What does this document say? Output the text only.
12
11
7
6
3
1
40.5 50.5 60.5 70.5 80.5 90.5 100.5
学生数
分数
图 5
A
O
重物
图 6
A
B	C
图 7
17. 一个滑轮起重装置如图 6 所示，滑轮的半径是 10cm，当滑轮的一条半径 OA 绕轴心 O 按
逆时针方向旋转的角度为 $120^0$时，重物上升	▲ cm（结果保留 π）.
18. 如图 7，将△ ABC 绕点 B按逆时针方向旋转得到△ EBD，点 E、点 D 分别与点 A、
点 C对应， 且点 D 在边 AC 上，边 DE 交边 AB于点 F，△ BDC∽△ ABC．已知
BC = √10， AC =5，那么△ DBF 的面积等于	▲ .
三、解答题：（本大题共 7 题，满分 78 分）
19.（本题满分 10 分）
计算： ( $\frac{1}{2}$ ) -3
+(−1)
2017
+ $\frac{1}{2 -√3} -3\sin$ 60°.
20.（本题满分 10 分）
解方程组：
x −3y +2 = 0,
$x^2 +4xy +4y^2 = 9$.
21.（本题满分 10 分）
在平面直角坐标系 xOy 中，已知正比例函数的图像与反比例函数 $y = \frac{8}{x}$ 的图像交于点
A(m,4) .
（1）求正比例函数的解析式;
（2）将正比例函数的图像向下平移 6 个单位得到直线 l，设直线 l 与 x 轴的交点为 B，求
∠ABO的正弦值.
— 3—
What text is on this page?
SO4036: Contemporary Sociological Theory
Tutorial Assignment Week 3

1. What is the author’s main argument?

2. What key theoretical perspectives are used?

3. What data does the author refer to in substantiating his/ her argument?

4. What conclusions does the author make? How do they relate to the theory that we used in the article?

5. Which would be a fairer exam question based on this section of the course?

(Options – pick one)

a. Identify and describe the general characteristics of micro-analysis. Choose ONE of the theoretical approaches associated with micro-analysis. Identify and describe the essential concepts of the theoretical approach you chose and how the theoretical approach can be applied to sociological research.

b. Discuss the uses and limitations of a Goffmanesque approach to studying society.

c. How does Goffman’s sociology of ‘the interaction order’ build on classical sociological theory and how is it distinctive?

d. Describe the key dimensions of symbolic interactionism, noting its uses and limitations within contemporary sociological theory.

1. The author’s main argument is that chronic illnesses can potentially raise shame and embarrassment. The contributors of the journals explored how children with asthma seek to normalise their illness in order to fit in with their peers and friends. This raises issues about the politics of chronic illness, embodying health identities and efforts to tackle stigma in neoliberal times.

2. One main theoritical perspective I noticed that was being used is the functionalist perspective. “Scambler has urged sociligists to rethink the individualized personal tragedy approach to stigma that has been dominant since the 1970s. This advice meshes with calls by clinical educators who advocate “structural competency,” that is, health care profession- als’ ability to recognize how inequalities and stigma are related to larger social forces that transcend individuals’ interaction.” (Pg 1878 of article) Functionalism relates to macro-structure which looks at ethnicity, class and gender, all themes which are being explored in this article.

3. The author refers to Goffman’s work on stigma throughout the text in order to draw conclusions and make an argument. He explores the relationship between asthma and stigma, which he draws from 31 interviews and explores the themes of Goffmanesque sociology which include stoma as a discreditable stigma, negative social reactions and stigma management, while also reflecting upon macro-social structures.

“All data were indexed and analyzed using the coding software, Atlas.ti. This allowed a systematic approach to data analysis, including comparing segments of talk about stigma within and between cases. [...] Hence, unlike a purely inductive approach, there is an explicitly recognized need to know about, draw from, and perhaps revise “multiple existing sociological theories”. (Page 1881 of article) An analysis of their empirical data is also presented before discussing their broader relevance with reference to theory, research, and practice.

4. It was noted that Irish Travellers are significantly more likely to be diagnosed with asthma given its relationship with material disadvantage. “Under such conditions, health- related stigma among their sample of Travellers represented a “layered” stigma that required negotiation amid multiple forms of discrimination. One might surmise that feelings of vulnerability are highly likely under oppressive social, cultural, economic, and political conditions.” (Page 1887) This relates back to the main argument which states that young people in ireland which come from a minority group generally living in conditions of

→ Exercise requirements
Scan the listing above and identify each line holding the string "author"; copy every such line.

→ Right answer
1. What is the author’s main argument?
3. What data does the author refer to in substantiating his/ her argument?
4. What conclusions does the author make? How do they relate to the theory that we used in the article?
1. The author’s main argument is that chronic illnesses can potentially raise shame and embarrassment. The contributors of the journals explored how children with asthma seek to normalise their illness in order to fit in with their peers and friends. This raises issues about the politics of chronic illness, embodying health identities and efforts to tackle stigma in neoliberal times.
3. The author refers to Goffman’s work on stigma throughout the text in order to draw conclusions and make an argument. He explores the relationship between asthma and stigma, which he draws from 31 interviews and explores the themes of Goffmanesque sociology which include stoma as a discreditable stigma, negative social reactions and stigma management, while also reflecting upon macro-social structures.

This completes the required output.